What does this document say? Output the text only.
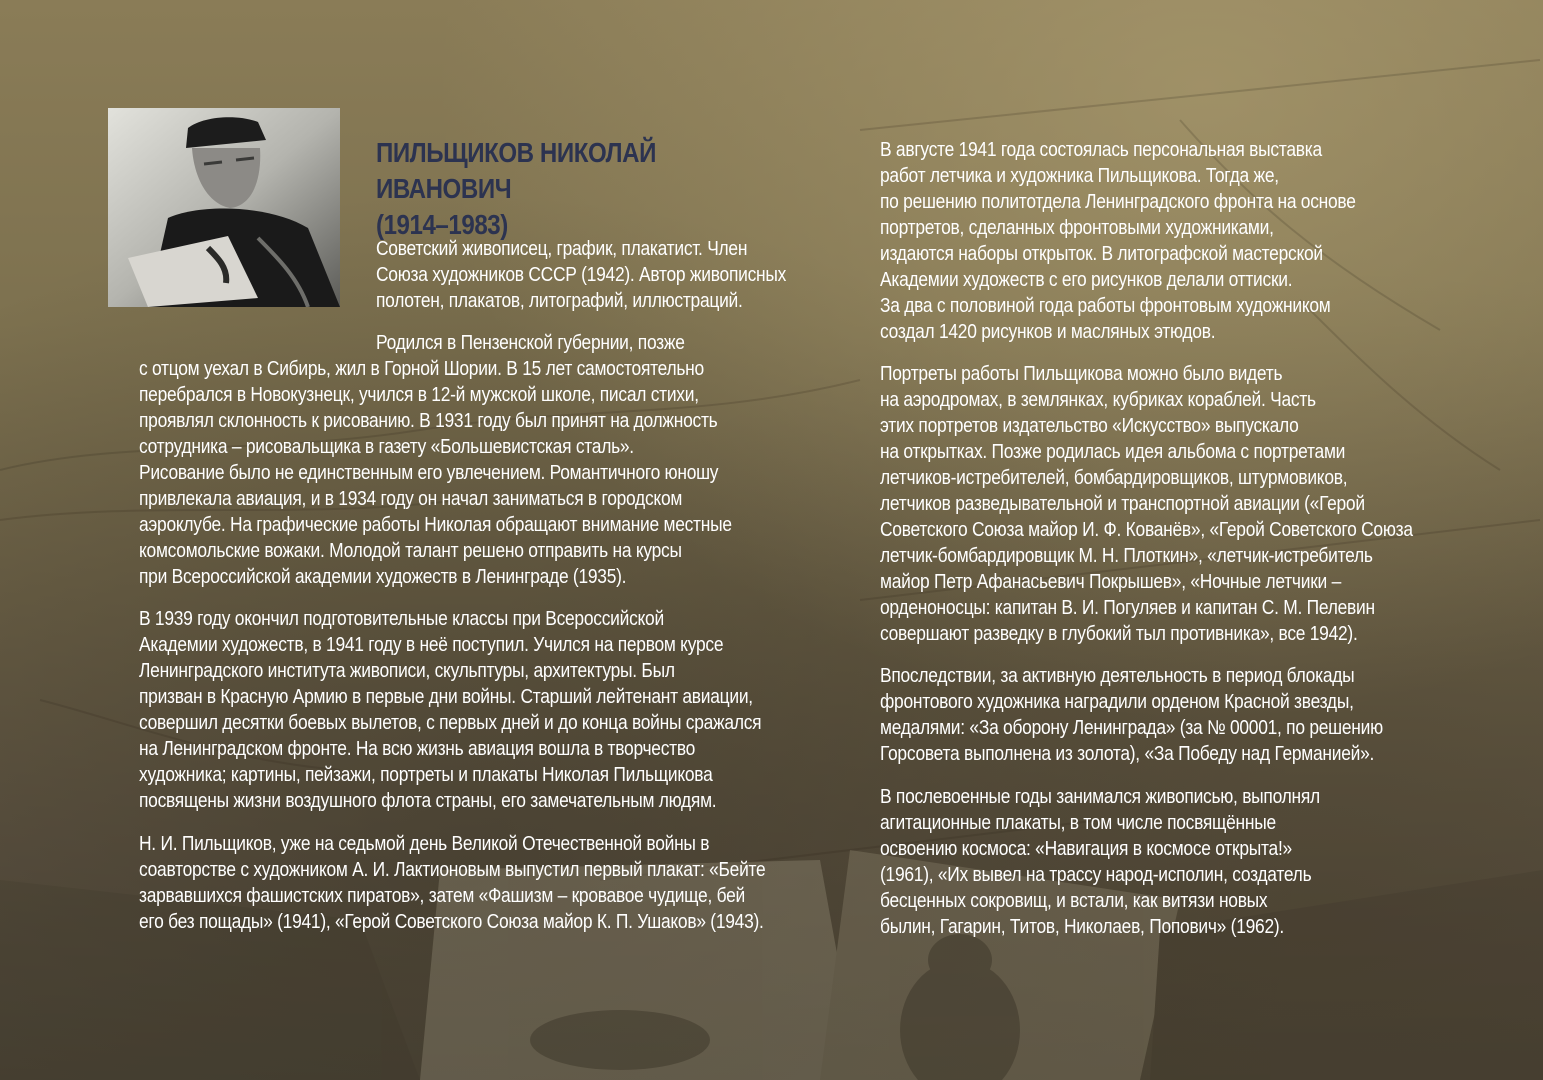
ПИЛЬЩИКОВ НИКОЛАЙ ИВАНОВИЧ
(1914–1983)
Советский живописец, график, плакатист. Член
Союза художников СССР (1942). Автор живописных
полотен, плакатов, литографий, иллюстраций.
Родился в Пензенской губернии, позже
с отцом уехал в Сибирь, жил в Горной Шории. В 15 лет самостоятельно
перебрался в Новокузнецк, учился в 12-й мужской школе, писал стихи,
проявлял склонность к рисованию. В 1931 году был принят на должность
сотрудника – рисовальщика в газету «Большевистская сталь».
Рисование было не единственным его увлечением. Романтичного юношу
привлекала авиация, и в 1934 году он начал заниматься в городском
аэроклубе. На графические работы Николая обращают внимание местные
комсомольские вожаки. Молодой талант решено отправить на курсы
при Всероссийской академии художеств в Ленинграде (1935).
В 1939 году окончил подготовительные классы при Всероссийской
Академии художеств, в 1941 году в неё поступил. Учился на первом курсе
Ленинградского института живописи, скульптуры, архитектуры. Был
призван в Красную Армию в первые дни войны. Старший лейтенант авиации,
совершил десятки боевых вылетов, с первых дней и до конца войны сражался
на Ленинградском фронте. На всю жизнь авиация вошла в творчество
художника; картины, пейзажи, портреты и плакаты Николая Пильщикова
посвящены жизни воздушного флота страны, его замечательным людям.
Н. И. Пильщиков, уже на седьмой день Великой Отечественной войны в
соавторстве с художником А. И. Лактионовым выпустил первый плакат: «Бейте
зарвавшихся фашистских пиратов», затем «Фашизм – кровавое чудище, бей
его без пощады» (1941), «Герой Советского Союза майор К. П. Ушаков» (1943).
В августе 1941 года состоялась персональная выставка
работ летчика и художника Пильщикова. Тогда же,
по решению политотдела Ленинградского фронта на основе
портретов, сделанных фронтовыми художниками,
издаются наборы открыток. В литографской мастерской
Академии художеств с его рисунков делали оттиски.
За два с половиной года работы фронтовым художником
создал 1420 рисунков и масляных этюдов.
Портреты работы Пильщикова можно было видеть
на аэродромах, в землянках, кубриках кораблей. Часть
этих портретов издательство «Искусство» выпускало
на открытках. Позже родилась идея альбома с портретами
летчиков-истребителей, бомбардировщиков, штурмовиков,
летчиков разведывательной и транспортной авиации («Герой
Советского Союза майор И. Ф. Кованёв», «Герой Советского Союза
летчик-бомбардировщик М. Н. Плоткин», «летчик-истребитель
майор Петр Афанасьевич Покрышев», «Ночные летчики –
орденоносцы: капитан В. И. Погуляев и капитан С. М. Пелевин
совершают разведку в глубокий тыл противника», все 1942).
Впоследствии, за активную деятельность в период блокады
фронтового художника наградили орденом Красной звезды,
медалями: «За оборону Ленинграда» (за № 00001, по решению
Горсовета выполнена из золота), «За Победу над Германией».
В послевоенные годы занимался живописью, выполнял
агитационные плакаты, в том числе посвящённые
освоению космоса: «Навигация в космосе открыта!»
(1961), «Их вывел на трассу народ-исполин, создатель
бесценных сокровищ, и встали, как витязи новых
былин, Гагарин, Титов, Николаев, Попович» (1962).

**Request**
Go back to the records above and write them out exactly, without the pictures.

**Full output**
What does this document say? Output the text only.
ПИЛЬЩИКОВ НИКОЛАЙ ИВАНОВИЧ
(1914–1983)
Советский живописец, график, плакатист. Член
Союза художников СССР (1942). Автор живописных
полотен, плакатов, литографий, иллюстраций.
Родился в Пензенской губернии, позже
с отцом уехал в Сибирь, жил в Горной Шории. В 15 лет самостоятельно
перебрался в Новокузнецк, учился в 12-й мужской школе, писал стихи,
проявлял склонность к рисованию. В 1931 году был принят на должность
сотрудника – рисовальщика в газету «Большевистская сталь».
Рисование было не единственным его увлечением. Романтичного юношу
привлекала авиация, и в 1934 году он начал заниматься в городском
аэроклубе. На графические работы Николая обращают внимание местные
комсомольские вожаки. Молодой талант решено отправить на курсы
при Всероссийской академии художеств в Ленинграде (1935).
В 1939 году окончил подготовительные классы при Всероссийской
Академии художеств, в 1941 году в неё поступил. Учился на первом курсе
Ленинградского института живописи, скульптуры, архитектуры. Был
призван в Красную Армию в первые дни войны. Старший лейтенант авиации,
совершил десятки боевых вылетов, с первых дней и до конца войны сражался
на Ленинградском фронте. На всю жизнь авиация вошла в творчество
художника; картины, пейзажи, портреты и плакаты Николая Пильщикова
посвящены жизни воздушного флота страны, его замечательным людям.
Н. И. Пильщиков, уже на седьмой день Великой Отечественной войны в
соавторстве с художником А. И. Лактионовым выпустил первый плакат: «Бейте
зарвавшихся фашистских пиратов», затем «Фашизм – кровавое чудище, бей
его без пощады» (1941), «Герой Советского Союза майор К. П. Ушаков» (1943).
В августе 1941 года состоялась персональная выставка
работ летчика и художника Пильщикова. Тогда же,
по решению политотдела Ленинградского фронта на основе
портретов, сделанных фронтовыми художниками,
издаются наборы открыток. В литографской мастерской
Академии художеств с его рисунков делали оттиски.
За два с половиной года работы фронтовым художником
создал 1420 рисунков и масляных этюдов.
Портреты работы Пильщикова можно было видеть
на аэродромах, в землянках, кубриках кораблей. Часть
этих портретов издательство «Искусство» выпускало
на открытках. Позже родилась идея альбома с портретами
летчиков-истребителей, бомбардировщиков, штурмовиков,
летчиков разведывательной и транспортной авиации («Герой
Советского Союза майор И. Ф. Кованёв», «Герой Советского Союза
летчик-бомбардировщик М. Н. Плоткин», «летчик-истребитель
майор Петр Афанасьевич Покрышев», «Ночные летчики –
орденоносцы: капитан В. И. Погуляев и капитан С. М. Пелевин
совершают разведку в глубокий тыл противника», все 1942).
Впоследствии, за активную деятельность в период блокады
фронтового художника наградили орденом Красной звезды,
медалями: «За оборону Ленинграда» (за № 00001, по решению
Горсовета выполнена из золота), «За Победу над Германией».
В послевоенные годы занимался живописью, выполнял
агитационные плакаты, в том числе посвящённые
освоению космоса: «Навигация в космосе открыта!»
(1961), «Их вывел на трассу народ-исполин, создатель
бесценных сокровищ, и встали, как витязи новых
былин, Гагарин, Титов, Николаев, Попович» (1962).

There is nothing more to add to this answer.